(Data entries)
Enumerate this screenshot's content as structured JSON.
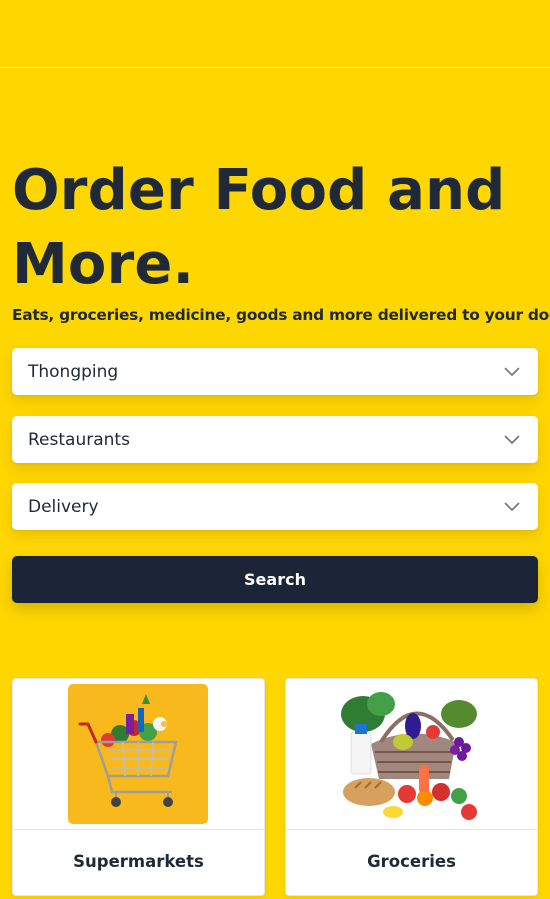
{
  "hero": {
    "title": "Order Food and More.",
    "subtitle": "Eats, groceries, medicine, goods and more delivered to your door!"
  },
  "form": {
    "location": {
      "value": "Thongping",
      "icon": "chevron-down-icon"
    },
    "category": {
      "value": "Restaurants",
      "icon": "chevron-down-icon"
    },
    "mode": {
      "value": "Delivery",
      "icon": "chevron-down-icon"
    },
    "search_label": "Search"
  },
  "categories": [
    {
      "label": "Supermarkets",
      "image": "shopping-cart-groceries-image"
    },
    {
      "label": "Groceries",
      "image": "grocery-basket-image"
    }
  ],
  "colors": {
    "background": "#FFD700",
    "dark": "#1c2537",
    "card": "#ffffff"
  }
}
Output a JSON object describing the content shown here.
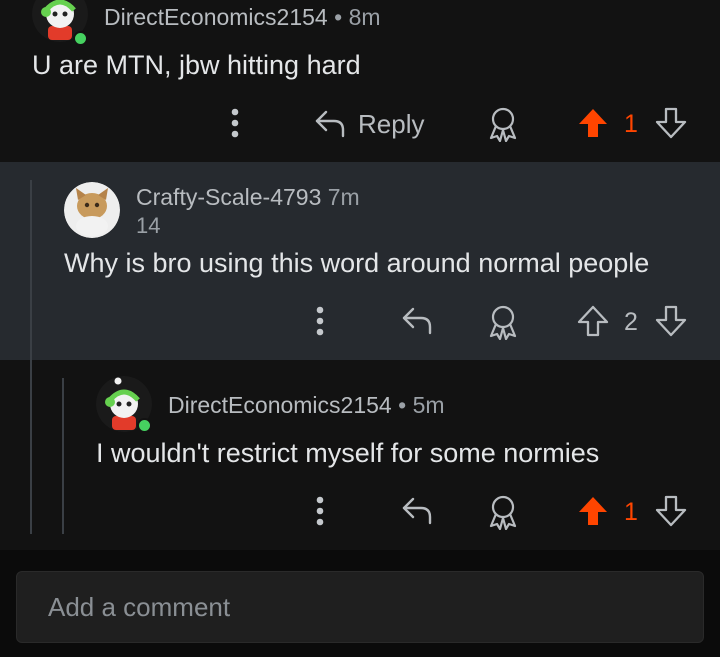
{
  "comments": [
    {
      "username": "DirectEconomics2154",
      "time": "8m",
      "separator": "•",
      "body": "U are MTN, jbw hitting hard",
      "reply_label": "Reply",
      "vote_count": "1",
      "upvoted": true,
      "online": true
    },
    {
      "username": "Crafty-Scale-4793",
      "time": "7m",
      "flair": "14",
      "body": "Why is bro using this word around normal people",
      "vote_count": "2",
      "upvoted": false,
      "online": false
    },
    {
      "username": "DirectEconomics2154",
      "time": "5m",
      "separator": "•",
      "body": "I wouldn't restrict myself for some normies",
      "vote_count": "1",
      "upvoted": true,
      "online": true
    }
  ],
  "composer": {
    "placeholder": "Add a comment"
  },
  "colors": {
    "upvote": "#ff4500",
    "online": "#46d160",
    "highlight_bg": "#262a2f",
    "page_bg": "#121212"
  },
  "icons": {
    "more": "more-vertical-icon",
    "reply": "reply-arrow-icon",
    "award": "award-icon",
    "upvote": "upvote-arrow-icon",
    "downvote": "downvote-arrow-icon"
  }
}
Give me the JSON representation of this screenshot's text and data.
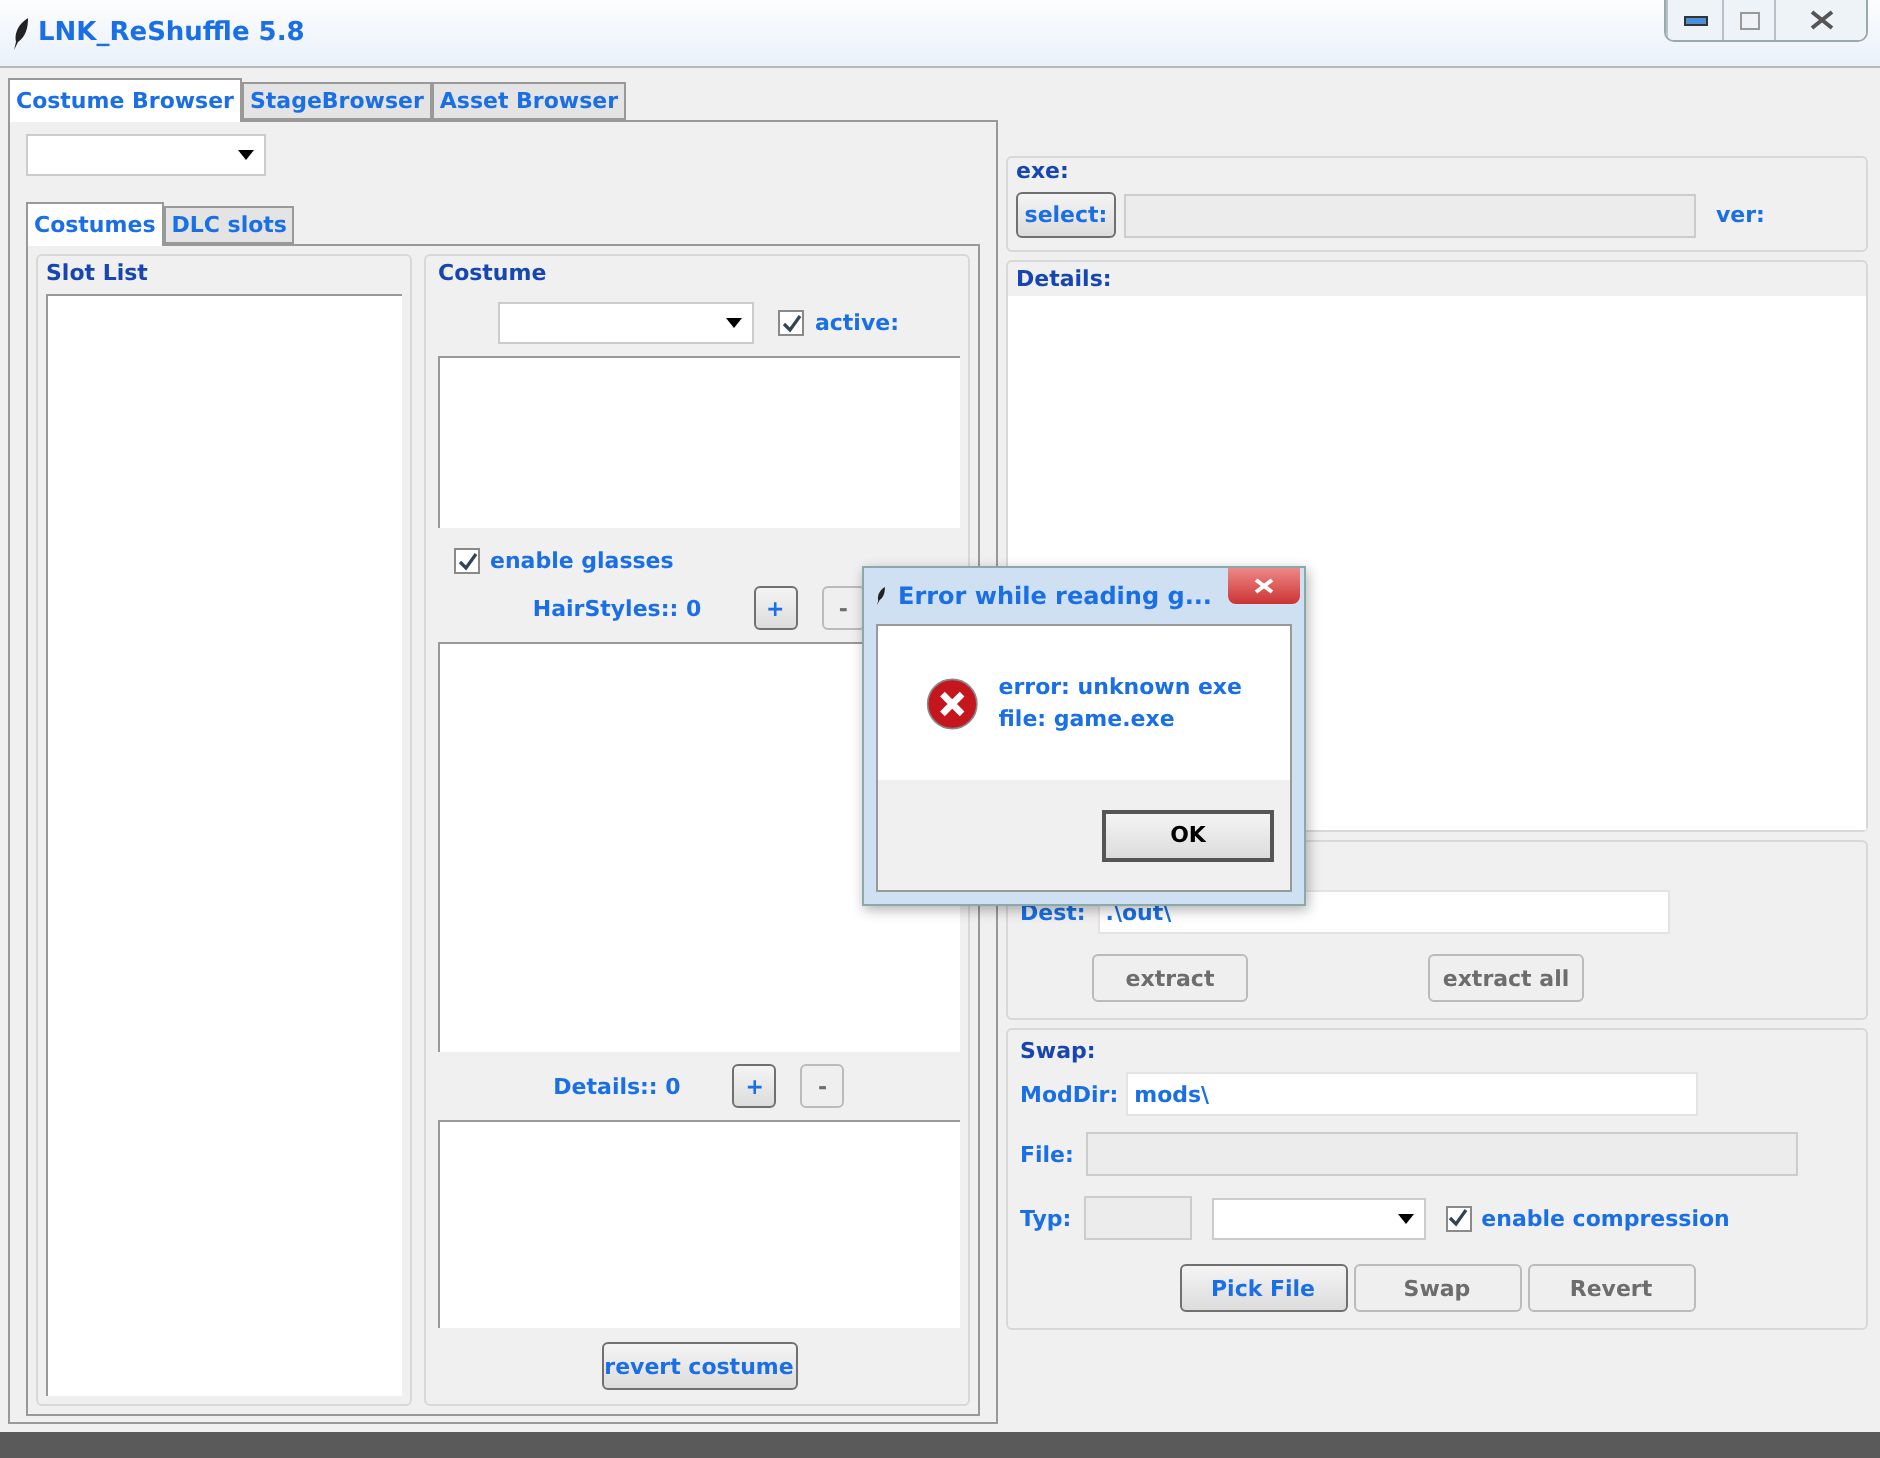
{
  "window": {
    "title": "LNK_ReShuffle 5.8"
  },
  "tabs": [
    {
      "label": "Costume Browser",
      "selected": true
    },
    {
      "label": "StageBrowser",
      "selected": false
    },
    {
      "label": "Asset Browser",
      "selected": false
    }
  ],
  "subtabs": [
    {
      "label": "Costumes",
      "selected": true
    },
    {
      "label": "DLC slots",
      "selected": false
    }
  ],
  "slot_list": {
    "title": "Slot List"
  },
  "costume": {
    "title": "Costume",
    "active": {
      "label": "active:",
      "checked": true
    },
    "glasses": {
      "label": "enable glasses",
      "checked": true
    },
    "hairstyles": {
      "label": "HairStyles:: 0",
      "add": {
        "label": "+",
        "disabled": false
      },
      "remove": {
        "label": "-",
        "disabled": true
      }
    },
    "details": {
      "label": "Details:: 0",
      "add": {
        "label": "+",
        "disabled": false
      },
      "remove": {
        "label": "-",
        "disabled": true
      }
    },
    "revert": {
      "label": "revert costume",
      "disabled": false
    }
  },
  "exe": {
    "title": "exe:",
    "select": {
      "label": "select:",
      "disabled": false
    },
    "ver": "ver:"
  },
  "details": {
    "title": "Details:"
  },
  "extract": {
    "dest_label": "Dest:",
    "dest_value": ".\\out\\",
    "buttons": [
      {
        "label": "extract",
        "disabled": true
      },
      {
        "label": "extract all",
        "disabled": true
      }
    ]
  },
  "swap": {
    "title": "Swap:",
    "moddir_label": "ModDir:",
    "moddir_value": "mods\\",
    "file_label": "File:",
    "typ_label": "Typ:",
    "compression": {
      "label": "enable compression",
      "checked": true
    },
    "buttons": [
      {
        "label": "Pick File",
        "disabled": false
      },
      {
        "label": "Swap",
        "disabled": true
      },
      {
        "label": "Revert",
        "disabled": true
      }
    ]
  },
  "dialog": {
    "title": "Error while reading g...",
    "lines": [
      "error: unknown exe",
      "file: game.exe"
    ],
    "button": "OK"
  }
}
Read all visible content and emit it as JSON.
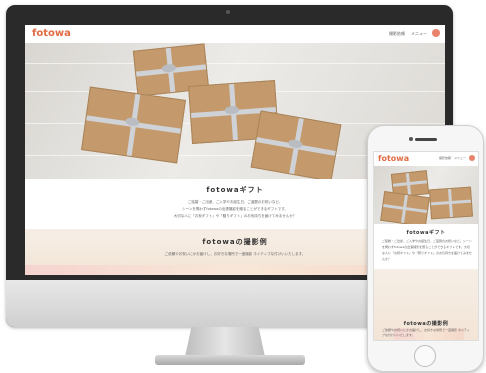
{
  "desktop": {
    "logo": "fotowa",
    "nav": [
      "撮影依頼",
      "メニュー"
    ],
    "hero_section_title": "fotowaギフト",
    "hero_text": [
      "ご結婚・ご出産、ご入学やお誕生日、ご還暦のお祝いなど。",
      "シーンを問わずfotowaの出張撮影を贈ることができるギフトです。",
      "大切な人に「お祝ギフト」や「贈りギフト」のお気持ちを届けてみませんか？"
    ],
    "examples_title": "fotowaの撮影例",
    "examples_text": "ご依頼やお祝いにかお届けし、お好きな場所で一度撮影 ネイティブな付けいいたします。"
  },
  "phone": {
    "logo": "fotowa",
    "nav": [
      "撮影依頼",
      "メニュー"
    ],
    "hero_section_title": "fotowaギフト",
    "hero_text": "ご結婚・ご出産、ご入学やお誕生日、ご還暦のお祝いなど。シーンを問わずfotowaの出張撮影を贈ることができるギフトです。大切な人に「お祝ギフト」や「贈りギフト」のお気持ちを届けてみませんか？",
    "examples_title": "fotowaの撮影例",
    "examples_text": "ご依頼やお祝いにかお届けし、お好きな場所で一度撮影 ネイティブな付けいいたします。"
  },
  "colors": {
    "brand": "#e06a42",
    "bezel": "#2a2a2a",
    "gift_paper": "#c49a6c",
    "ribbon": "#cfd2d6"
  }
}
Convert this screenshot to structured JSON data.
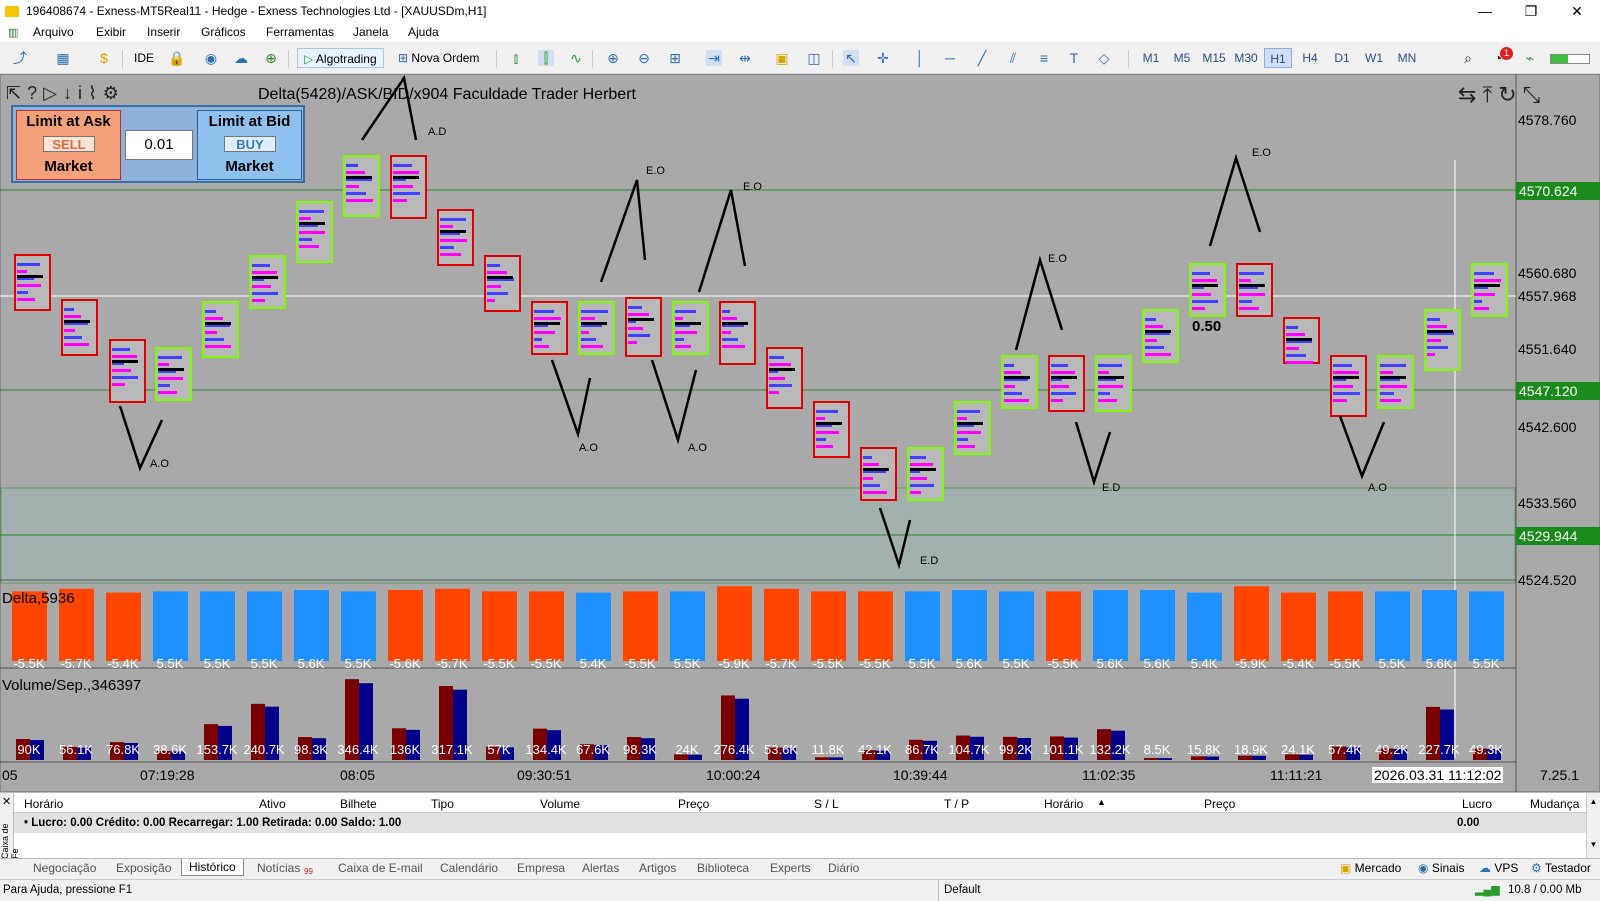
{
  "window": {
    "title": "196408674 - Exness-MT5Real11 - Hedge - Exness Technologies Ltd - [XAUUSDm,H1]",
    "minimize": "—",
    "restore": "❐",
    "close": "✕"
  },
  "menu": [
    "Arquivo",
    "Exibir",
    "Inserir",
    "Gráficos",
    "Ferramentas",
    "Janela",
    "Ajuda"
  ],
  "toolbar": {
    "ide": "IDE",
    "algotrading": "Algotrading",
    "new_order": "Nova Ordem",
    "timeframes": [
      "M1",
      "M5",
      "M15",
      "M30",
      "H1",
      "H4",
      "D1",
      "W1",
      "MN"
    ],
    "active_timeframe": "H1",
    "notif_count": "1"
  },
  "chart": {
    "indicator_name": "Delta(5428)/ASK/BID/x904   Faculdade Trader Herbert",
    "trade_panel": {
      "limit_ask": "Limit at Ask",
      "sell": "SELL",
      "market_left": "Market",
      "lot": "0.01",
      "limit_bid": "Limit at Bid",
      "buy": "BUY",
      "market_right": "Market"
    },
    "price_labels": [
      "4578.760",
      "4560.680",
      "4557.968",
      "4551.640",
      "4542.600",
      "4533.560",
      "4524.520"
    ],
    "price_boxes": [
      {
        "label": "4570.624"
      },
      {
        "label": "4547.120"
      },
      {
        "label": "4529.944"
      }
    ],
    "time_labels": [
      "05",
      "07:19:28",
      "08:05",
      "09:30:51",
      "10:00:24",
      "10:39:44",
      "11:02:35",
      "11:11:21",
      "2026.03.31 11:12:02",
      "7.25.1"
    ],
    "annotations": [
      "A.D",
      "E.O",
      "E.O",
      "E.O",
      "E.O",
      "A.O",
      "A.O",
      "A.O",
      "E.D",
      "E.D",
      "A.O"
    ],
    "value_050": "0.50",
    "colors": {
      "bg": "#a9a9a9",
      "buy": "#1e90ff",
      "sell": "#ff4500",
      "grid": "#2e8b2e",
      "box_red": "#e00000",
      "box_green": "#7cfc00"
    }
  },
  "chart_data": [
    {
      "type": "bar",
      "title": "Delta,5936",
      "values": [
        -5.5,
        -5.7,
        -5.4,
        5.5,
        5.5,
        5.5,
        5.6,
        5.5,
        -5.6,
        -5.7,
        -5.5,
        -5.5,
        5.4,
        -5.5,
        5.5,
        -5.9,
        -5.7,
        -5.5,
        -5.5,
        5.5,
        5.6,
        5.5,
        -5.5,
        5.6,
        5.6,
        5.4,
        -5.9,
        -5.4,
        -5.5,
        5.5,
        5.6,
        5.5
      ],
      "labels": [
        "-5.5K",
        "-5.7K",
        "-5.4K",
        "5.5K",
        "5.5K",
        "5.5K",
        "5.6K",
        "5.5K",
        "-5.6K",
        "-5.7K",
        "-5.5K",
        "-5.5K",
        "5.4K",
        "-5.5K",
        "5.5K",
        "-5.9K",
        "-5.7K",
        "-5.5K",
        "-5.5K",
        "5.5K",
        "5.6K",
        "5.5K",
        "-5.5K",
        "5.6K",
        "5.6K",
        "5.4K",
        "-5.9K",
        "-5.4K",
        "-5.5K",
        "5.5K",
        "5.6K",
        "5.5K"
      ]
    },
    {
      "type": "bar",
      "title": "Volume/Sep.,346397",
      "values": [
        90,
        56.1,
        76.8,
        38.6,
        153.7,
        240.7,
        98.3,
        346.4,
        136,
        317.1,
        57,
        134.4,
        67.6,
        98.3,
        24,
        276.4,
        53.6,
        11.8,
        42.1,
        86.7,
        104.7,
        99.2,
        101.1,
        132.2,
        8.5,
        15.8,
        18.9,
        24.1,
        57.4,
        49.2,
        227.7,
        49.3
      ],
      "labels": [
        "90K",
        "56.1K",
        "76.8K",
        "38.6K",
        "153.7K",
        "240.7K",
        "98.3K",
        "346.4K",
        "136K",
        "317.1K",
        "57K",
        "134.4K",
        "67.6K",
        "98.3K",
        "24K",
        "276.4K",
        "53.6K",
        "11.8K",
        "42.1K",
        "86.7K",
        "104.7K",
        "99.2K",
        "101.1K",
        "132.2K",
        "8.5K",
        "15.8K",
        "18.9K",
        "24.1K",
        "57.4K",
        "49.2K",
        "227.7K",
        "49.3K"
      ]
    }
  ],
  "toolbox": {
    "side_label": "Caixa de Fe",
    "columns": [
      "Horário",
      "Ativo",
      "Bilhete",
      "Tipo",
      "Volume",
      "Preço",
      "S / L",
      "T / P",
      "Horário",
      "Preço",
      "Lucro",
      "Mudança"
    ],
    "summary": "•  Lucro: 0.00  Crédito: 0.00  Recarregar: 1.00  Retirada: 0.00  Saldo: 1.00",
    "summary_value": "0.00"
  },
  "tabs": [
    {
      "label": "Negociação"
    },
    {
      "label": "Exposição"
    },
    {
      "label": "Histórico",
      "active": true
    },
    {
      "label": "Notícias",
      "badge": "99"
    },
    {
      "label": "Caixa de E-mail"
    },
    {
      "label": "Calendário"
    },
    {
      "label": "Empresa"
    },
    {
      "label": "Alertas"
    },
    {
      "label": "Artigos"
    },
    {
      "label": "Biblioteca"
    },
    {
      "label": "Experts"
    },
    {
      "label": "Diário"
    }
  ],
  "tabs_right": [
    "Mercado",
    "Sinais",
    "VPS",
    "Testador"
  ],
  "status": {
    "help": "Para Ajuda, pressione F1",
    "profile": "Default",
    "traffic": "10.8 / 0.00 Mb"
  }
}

*Brief:* From the entries above, copy every line containing the word "大切な人に".

*Result:*
      "大切な人に「お祝ギフト」や「贈りギフト」のお気持ちを届けてみませんか？"
    "hero_text": "ご結婚・ご出産、ご入学やお誕生日、ご還暦のお祝いなど。シーンを問わずfotowaの出張撮影を贈ることができるギフトです。大切な人に「お祝ギフト」や「贈りギフト」のお気持ちを届けてみませんか？",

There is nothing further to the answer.